(Work to be completed):
Return every record below exactly as written, but leave out the pictures.

--- Records provided ---

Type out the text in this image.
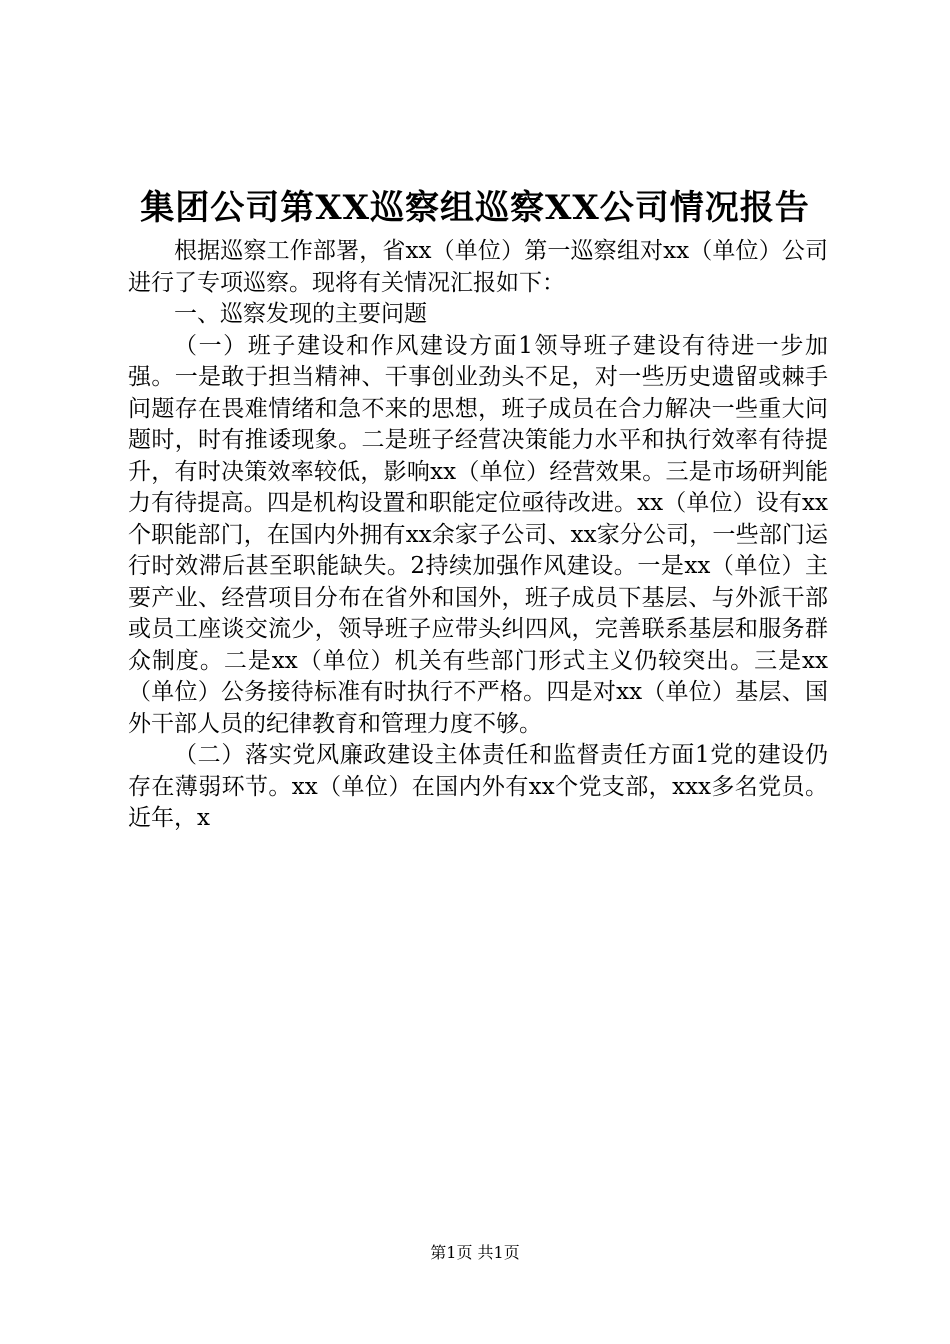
集团公司第XX巡察组巡察XX公司情况报告

根据巡察工作部署，省xx（单位）第一巡察组对xx（单位）公司进行了专项巡察。现将有关情况汇报如下：

一、巡察发现的主要问题

（一）班子建设和作风建设方面1领导班子建设有待进一步加强。一是敢于担当精神、干事创业劲头不足，对一些历史遗留或棘手问题存在畏难情绪和急不来的思想，班子成员在合力解决一些重大问题时，时有推诿现象。二是班子经营决策能力水平和执行效率有待提升，有时决策效率较低，影响xx（单位）经营效果。三是市场研判能力有待提高。四是机构设置和职能定位亟待改进。xx（单位）设有xx个职能部门，在国内外拥有xx余家子公司、xx家分公司，一些部门运行时效滞后甚至职能缺失。2持续加强作风建设。一是xx（单位）主要产业、经营项目分布在省外和国外，班子成员下基层、与外派干部或员工座谈交流少，领导班子应带头纠四风，完善联系基层和服务群众制度。二是xx（单位）机关有些部门形式主义仍较突出。三是xx（单位）公务接待标准有时执行不严格。四是对xx（单位）基层、国外干部人员的纪律教育和管理力度不够。

（二）落实党风廉政建设主体责任和监督责任方面1党的建设仍存在薄弱环节。xx（单位）在国内外有xx个党支部，xxx多名党员。近年，x

第1页 共1页
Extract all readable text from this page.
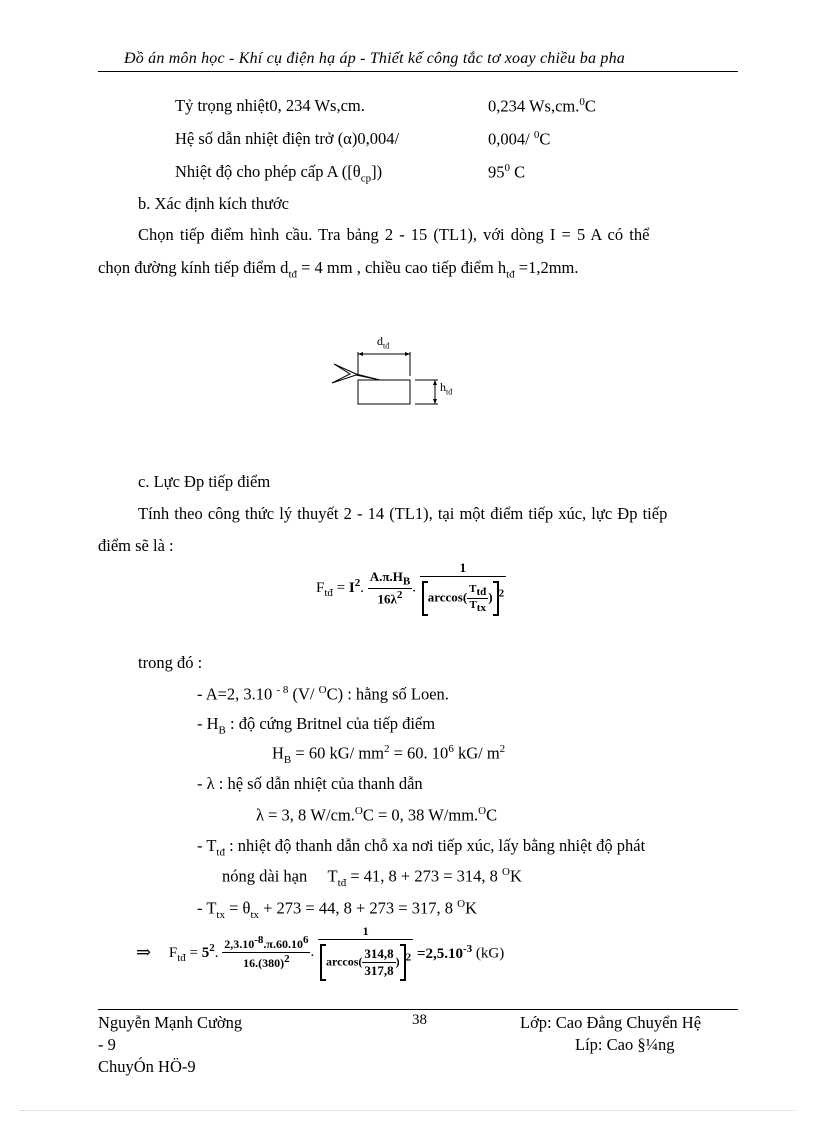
Đồ án môn học - Khí cụ điện hạ áp - Thiết kế công tắc tơ xoay chiều ba pha
Tỷ trọng nhiệt0, 234 Ws,cm.	0,234 Ws,cm.$^0$C
Hệ số dẫn nhiệt điện trở (α)0,004/	0,004/ $^0$C
Nhiệt độ cho phép cấp A $([\theta_{cp}])$	$95^0$ C
b. Xác định kích thước
Chọn tiếp điểm hình cầu. Tra bảng 2 - 15 (TL1), với dòng I = 5 A có thể
chọn đường kính tiếp điểm $d_{tđ} = 4$ mm , chiều cao tiếp điểm $h_{tđ} =1,2mm$.
$d_{tđ}$
$h_{tđ}$
c. Lực Đp tiếp điểm
Tính theo công thức lý thuyết 2 - 14 (TL1), tại một điểm tiếp xúc, lực Đp tiếp
điểm sẽ là :
$F_{tđ} = I^2$. $\frac{A.\pi.H_B}{16\lambda^2}$ . $\frac{1}{\arccos( \frac{T_{tđ}}{T_{tx}} ) ^2}$
trong đó :
- A=2, 3.10 $^{- 8}$ (V/ $^O$C) : hằng số Loen.
- $H_B$ : độ cứng Britnel của tiếp điểm
$H_B = 60$ kG/ $mm^2 = 60$. $10^6$ kG/ $m^2$
- λ : hệ số dẫn nhiệt của thanh dẫn
λ = 3, 8 W/cm.$^O$C = 0, 38 W/mm.$^O$C
- $T_{tđ}$ : nhiệt độ thanh dẫn chỗ xa nơi tiếp xúc, lấy bằng nhiệt độ phát
nóng dài hạn     $T_{tđ} = 41$, 8 + 273 = 314, 8 $^O$K
- $T_{tx} = \theta_{tx} + 273 = 44$, 8 + 273 = 317, 8 $^O$K
⇒ $F_{tđ} = 5^2$. $\frac{2,3.10^{-8}.\pi.60.10^6}{16.(380)^2}$ . $\frac{1}{\arccos( \frac{314,8}{317,8} ) ^2} =2,5.10^{-3}$ (kG)
Nguyễn Mạnh Cường
- 9
ChuyÓn HÖ-9
38	Lớp: Cao Đẳng Chuyển Hệ
Líp: Cao §¼ng
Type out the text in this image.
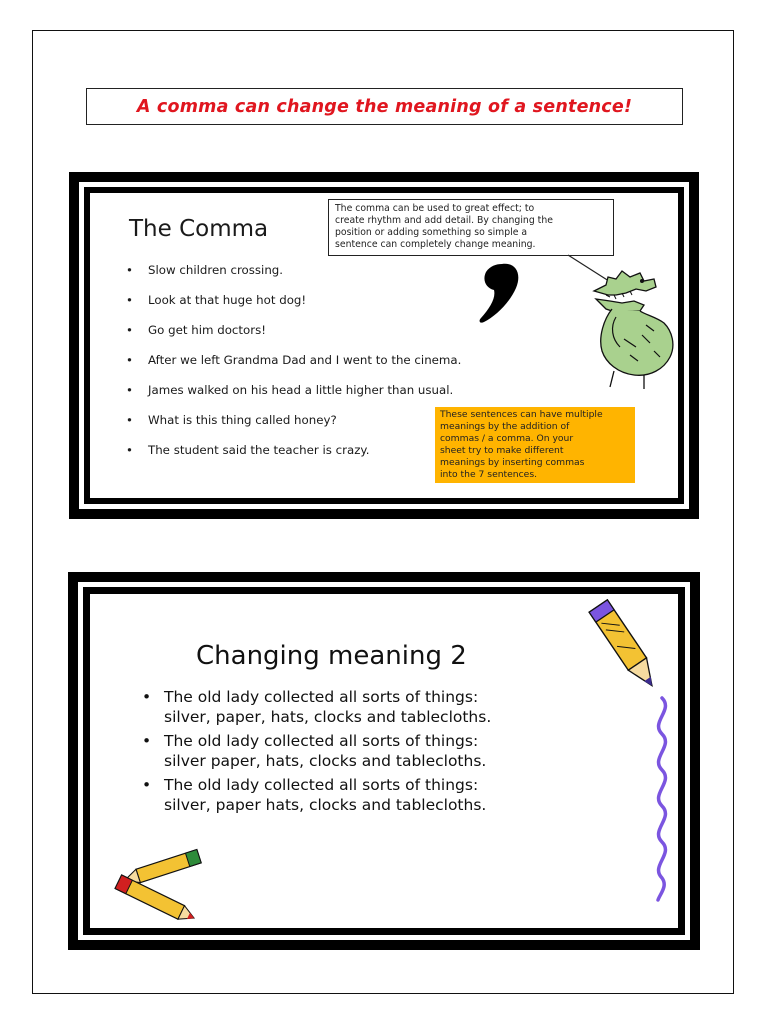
A comma can change the meaning of a sentence!
The Comma
• Slow children crossing.
• Look at that huge hot dog!
• Go get him doctors!
• After we left Grandma Dad and I went to the cinema.
• James walked on his head a little higher than usual.
• What is this thing called honey?
• The student said the teacher is crazy.
The comma can be used to great effect; to
create rhythm and add detail. By changing the
position or adding something so simple a
sentence can completely change meaning.
These sentences can have multiple
meanings by the addition of
commas / a comma. On your
sheet try to make different
meanings by inserting commas
into the 7 sentences.
Changing meaning 2
• The old lady collected all sorts of things:
silver, paper, hats, clocks and tablecloths.
• The old lady collected all sorts of things:
silver paper, hats, clocks and tablecloths.
• The old lady collected all sorts of things:
silver, paper hats, clocks and tablecloths.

---

(Answer for the task):
Type out the text in this image.
集团公司第XX巡察组巡察XX公司情况报告

根据巡察工作部署，省xx（单位）第一巡察组对xx（单位）公司进行了专项巡察。现将有关情况汇报如下：

一、巡察发现的主要问题

（一）班子建设和作风建设方面1领导班子建设有待进一步加强。一是敢于担当精神、干事创业劲头不足，对一些历史遗留或棘手问题存在畏难情绪和急不来的思想，班子成员在合力解决一些重大问题时，时有推诿现象。二是班子经营决策能力水平和执行效率有待提升，有时决策效率较低，影响xx（单位）经营效果。三是市场研判能力有待提高。四是机构设置和职能定位亟待改进。xx（单位）设有xx个职能部门，在国内外拥有xx余家子公司、xx家分公司，一些部门运行时效滞后甚至职能缺失。2持续加强作风建设。一是xx（单位）主要产业、经营项目分布在省外和国外，班子成员下基层、与外派干部或员工座谈交流少，领导班子应带头纠四风，完善联系基层和服务群众制度。二是xx（单位）机关有些部门形式主义仍较突出。三是xx（单位）公务接待标准有时执行不严格。四是对xx（单位）基层、国外干部人员的纪律教育和管理力度不够。

（二）落实党风廉政建设主体责任和监督责任方面1党的建设仍存在薄弱环节。xx（单位）在国内外有xx个党支部，xxx多名党员。近年，x

第1页 共1页
Extract all readable text from this page.
Đồ án môn học - Khí cụ điện hạ áp - Thiết kế công tắc tơ xoay chiều ba pha
Tỷ trọng nhiệt0, 234 Ws,cm.	0,234 Ws,cm.$^0$C
Hệ số dẫn nhiệt điện trở (α)0,004/	0,004/ $^0$C
Nhiệt độ cho phép cấp A $([\theta_{cp}])$	$95^0$ C
b. Xác định kích thước
Chọn tiếp điểm hình cầu. Tra bảng 2 - 15 (TL1), với dòng I = 5 A có thể
chọn đường kính tiếp điểm $d_{tđ} = 4$ mm , chiều cao tiếp điểm $h_{tđ} =1,2mm$.
$d_{tđ}$
$h_{tđ}$
c. Lực Đp tiếp điểm
Tính theo công thức lý thuyết 2 - 14 (TL1), tại một điểm tiếp xúc, lực Đp tiếp
điểm sẽ là :
$F_{tđ} = I^2$. $\frac{A.\pi.H_B}{16\lambda^2}$ . $\frac{1}{\arccos( \frac{T_{tđ}}{T_{tx}} ) ^2}$
trong đó :
- A=2, 3.10 $^{- 8}$ (V/ $^O$C) : hằng số Loen.
- $H_B$ : độ cứng Britnel của tiếp điểm
$H_B = 60$ kG/ $mm^2 = 60$. $10^6$ kG/ $m^2$
- λ : hệ số dẫn nhiệt của thanh dẫn
λ = 3, 8 W/cm.$^O$C = 0, 38 W/mm.$^O$C
- $T_{tđ}$ : nhiệt độ thanh dẫn chỗ xa nơi tiếp xúc, lấy bằng nhiệt độ phát
nóng dài hạn     $T_{tđ} = 41$, 8 + 273 = 314, 8 $^O$K
- $T_{tx} = \theta_{tx} + 273 = 44$, 8 + 273 = 317, 8 $^O$K
⇒ $F_{tđ} = 5^2$. $\frac{2,3.10^{-8}.\pi.60.10^6}{16.(380)^2}$ . $\frac{1}{\arccos( \frac{314,8}{317,8} ) ^2} =2,5.10^{-3}$ (kG)
Nguyễn Mạnh Cường
- 9
ChuyÓn HÖ-9
38	Lớp: Cao Đẳng Chuyển Hệ
Líp: Cao §¼ng
Type out the text in this image.
A comma can change the meaning of a sentence!
The Comma
• Slow children crossing.
• Look at that huge hot dog!
• Go get him doctors!
• After we left Grandma Dad and I went to the cinema.
• James walked on his head a little higher than usual.
• What is this thing called honey?
• The student said the teacher is crazy.
The comma can be used to great effect; to
create rhythm and add detail. By changing the
position or adding something so simple a
sentence can completely change meaning.
These sentences can have multiple
meanings by the addition of
commas / a comma. On your
sheet try to make different
meanings by inserting commas
into the 7 sentences.
Changing meaning 2
• The old lady collected all sorts of things:
silver, paper, hats, clocks and tablecloths.
• The old lady collected all sorts of things:
silver paper, hats, clocks and tablecloths.
• The old lady collected all sorts of things:
silver, paper hats, clocks and tablecloths.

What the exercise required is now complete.